■ **Given request**: Begin at the line that contains "Output a JSON" and repeat every line from there to the end of the records below, inclusive, without adding any other line.
......
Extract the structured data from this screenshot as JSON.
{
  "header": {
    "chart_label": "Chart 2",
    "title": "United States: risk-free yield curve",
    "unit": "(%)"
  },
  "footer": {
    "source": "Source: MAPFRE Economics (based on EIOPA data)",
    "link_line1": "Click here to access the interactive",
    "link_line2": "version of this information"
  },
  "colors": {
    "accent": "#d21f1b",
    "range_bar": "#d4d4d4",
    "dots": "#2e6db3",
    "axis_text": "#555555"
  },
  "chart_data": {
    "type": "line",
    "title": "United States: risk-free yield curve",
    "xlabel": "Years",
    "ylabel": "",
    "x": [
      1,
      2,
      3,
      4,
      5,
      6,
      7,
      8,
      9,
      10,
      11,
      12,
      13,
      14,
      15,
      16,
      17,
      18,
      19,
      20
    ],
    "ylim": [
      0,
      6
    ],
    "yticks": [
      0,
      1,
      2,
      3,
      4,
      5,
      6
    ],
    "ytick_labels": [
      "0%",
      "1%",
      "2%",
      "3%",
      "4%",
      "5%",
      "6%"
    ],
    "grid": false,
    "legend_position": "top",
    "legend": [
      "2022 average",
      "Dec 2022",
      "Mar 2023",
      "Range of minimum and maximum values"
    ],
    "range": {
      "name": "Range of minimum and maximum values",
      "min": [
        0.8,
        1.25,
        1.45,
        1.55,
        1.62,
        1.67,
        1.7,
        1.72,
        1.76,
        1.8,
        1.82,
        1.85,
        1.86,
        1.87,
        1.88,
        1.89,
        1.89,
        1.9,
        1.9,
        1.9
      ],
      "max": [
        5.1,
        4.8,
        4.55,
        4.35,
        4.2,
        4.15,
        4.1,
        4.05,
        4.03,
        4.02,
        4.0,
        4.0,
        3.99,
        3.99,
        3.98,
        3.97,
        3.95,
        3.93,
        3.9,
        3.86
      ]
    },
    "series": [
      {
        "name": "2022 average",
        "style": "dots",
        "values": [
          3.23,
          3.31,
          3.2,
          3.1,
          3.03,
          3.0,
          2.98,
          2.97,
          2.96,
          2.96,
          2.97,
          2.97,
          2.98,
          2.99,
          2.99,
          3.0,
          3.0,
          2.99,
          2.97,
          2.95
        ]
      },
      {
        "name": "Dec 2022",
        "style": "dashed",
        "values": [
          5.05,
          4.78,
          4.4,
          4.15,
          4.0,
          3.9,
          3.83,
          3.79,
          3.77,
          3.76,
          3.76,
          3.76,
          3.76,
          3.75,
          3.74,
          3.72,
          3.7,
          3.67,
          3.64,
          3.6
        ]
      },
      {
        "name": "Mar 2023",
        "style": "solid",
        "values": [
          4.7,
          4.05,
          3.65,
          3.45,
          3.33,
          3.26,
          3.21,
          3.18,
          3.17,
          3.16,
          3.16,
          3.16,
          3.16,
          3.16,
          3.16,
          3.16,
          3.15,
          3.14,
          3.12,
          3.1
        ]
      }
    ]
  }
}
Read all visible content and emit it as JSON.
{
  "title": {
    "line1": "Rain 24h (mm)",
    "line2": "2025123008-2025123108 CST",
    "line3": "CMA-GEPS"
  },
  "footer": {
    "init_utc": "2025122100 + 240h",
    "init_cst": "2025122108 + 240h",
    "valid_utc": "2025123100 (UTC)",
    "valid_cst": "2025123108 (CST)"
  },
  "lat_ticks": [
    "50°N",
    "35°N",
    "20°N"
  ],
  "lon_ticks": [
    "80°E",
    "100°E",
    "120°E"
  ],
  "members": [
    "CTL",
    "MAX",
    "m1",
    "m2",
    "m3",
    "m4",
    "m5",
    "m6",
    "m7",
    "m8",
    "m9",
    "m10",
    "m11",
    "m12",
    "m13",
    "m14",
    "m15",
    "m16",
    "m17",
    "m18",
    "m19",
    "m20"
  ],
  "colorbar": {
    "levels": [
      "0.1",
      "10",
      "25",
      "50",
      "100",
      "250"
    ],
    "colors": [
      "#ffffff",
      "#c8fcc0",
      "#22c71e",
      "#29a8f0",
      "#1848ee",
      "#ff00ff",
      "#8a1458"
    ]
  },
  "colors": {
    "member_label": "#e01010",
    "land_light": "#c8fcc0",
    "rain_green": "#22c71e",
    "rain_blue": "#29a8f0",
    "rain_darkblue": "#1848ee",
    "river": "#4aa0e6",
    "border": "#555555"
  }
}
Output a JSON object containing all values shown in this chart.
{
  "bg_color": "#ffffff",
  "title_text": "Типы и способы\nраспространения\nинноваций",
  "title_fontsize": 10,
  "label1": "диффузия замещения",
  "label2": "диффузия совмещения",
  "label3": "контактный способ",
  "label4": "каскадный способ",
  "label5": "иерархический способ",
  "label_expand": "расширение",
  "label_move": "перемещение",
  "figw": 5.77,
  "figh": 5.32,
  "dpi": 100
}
......
■ **Result of this task**:
Output a JSON object containing all values shown in this chart.
{
  "bg_color": "#ffffff",
  "title_text": "Типы и способы\nраспространения\nинноваций",
  "title_fontsize": 10,
  "label1": "диффузия замещения",
  "label2": "диффузия совмещения",
  "label3": "контактный способ",
  "label4": "каскадный способ",
  "label5": "иерархический способ",
  "label_expand": "расширение",
  "label_move": "перемещение",
  "figw": 5.77,
  "figh": 5.32,
  "dpi": 100
}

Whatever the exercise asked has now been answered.